Recorded data
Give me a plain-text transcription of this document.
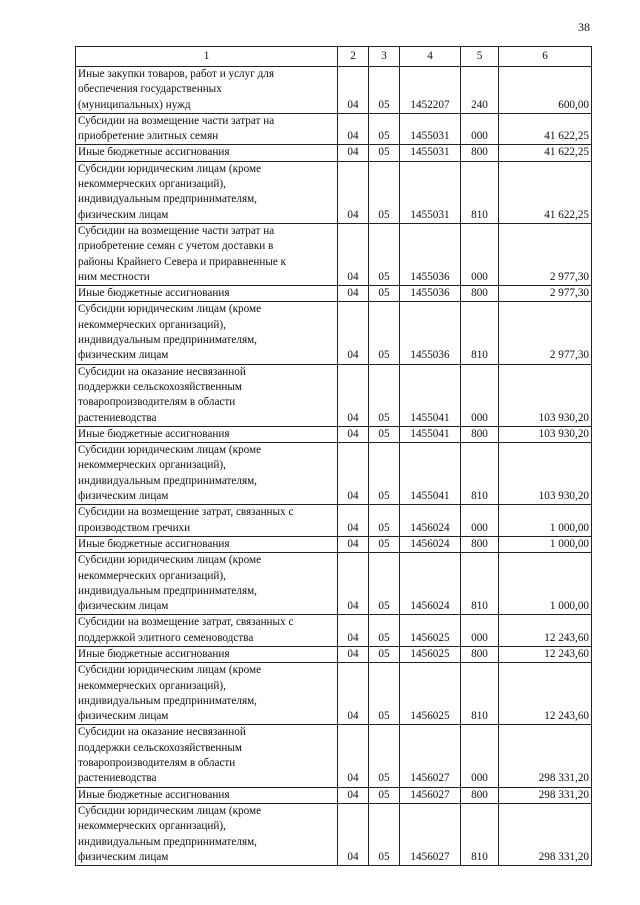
38
1	2	3	4	5	6
Иные закупки товаров, работ и услуг для
обеспечения государственных
(муниципальных) нужд	04	05	1452207	240	600,00
Субсидии на возмещение части затрат на
приобретение элитных семян	04	05	1455031	000	41 622,25
Иные бюджетные ассигнования	04	05	1455031	800	41 622,25
Субсидии юридическим лицам (кроме
некоммерческих организаций),
индивидуальным предпринимателям,
физическим лицам	04	05	1455031	810	41 622,25
Субсидии на возмещение части затрат на
приобретение семян с учетом доставки в
районы Крайнего Севера и приравненные к
ним местности	04	05	1455036	000	2 977,30
Иные бюджетные ассигнования	04	05	1455036	800	2 977,30
Субсидии юридическим лицам (кроме
некоммерческих организаций),
индивидуальным предпринимателям,
физическим лицам	04	05	1455036	810	2 977,30
Субсидии на оказание несвязанной
поддержки сельскохозяйственным
товаропроизводителям в области
растениеводства	04	05	1455041	000	103 930,20
Иные бюджетные ассигнования	04	05	1455041	800	103 930,20
Субсидии юридическим лицам (кроме
некоммерческих организаций),
индивидуальным предпринимателям,
физическим лицам	04	05	1455041	810	103 930,20
Субсидии на возмещение затрат, связанных с
производством гречихи	04	05	1456024	000	1 000,00
Иные бюджетные ассигнования	04	05	1456024	800	1 000,00
Субсидии юридическим лицам (кроме
некоммерческих организаций),
индивидуальным предпринимателям,
физическим лицам	04	05	1456024	810	1 000,00
Субсидии на возмещение затрат, связанных с
поддержкой элитного семеноводства	04	05	1456025	000	12 243,60
Иные бюджетные ассигнования	04	05	1456025	800	12 243,60
Субсидии юридическим лицам (кроме
некоммерческих организаций),
индивидуальным предпринимателям,
физическим лицам	04	05	1456025	810	12 243,60
Субсидии на оказание несвязанной
поддержки сельскохозяйственным
товаропроизводителям в области
растениеводства	04	05	1456027	000	298 331,20
Иные бюджетные ассигнования	04	05	1456027	800	298 331,20
Субсидии юридическим лицам (кроме
некоммерческих организаций),
индивидуальным предпринимателям,
физическим лицам	04	05	1456027	810	298 331,20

What to do
Reproduce the data above in full, exactly as it is, with the pictures left out.

Solved exercise
Give me a plain-text transcription of this document.
38
1	2	3	4	5	6
Иные закупки товаров, работ и услуг для
обеспечения государственных
(муниципальных) нужд	04	05	1452207	240	600,00
Субсидии на возмещение части затрат на
приобретение элитных семян	04	05	1455031	000	41 622,25
Иные бюджетные ассигнования	04	05	1455031	800	41 622,25
Субсидии юридическим лицам (кроме
некоммерческих организаций),
индивидуальным предпринимателям,
физическим лицам	04	05	1455031	810	41 622,25
Субсидии на возмещение части затрат на
приобретение семян с учетом доставки в
районы Крайнего Севера и приравненные к
ним местности	04	05	1455036	000	2 977,30
Иные бюджетные ассигнования	04	05	1455036	800	2 977,30
Субсидии юридическим лицам (кроме
некоммерческих организаций),
индивидуальным предпринимателям,
физическим лицам	04	05	1455036	810	2 977,30
Субсидии на оказание несвязанной
поддержки сельскохозяйственным
товаропроизводителям в области
растениеводства	04	05	1455041	000	103 930,20
Иные бюджетные ассигнования	04	05	1455041	800	103 930,20
Субсидии юридическим лицам (кроме
некоммерческих организаций),
индивидуальным предпринимателям,
физическим лицам	04	05	1455041	810	103 930,20
Субсидии на возмещение затрат, связанных с
производством гречихи	04	05	1456024	000	1 000,00
Иные бюджетные ассигнования	04	05	1456024	800	1 000,00
Субсидии юридическим лицам (кроме
некоммерческих организаций),
индивидуальным предпринимателям,
физическим лицам	04	05	1456024	810	1 000,00
Субсидии на возмещение затрат, связанных с
поддержкой элитного семеноводства	04	05	1456025	000	12 243,60
Иные бюджетные ассигнования	04	05	1456025	800	12 243,60
Субсидии юридическим лицам (кроме
некоммерческих организаций),
индивидуальным предпринимателям,
физическим лицам	04	05	1456025	810	12 243,60
Субсидии на оказание несвязанной
поддержки сельскохозяйственным
товаропроизводителям в области
растениеводства	04	05	1456027	000	298 331,20
Иные бюджетные ассигнования	04	05	1456027	800	298 331,20
Субсидии юридическим лицам (кроме
некоммерческих организаций),
индивидуальным предпринимателям,
физическим лицам	04	05	1456027	810	298 331,20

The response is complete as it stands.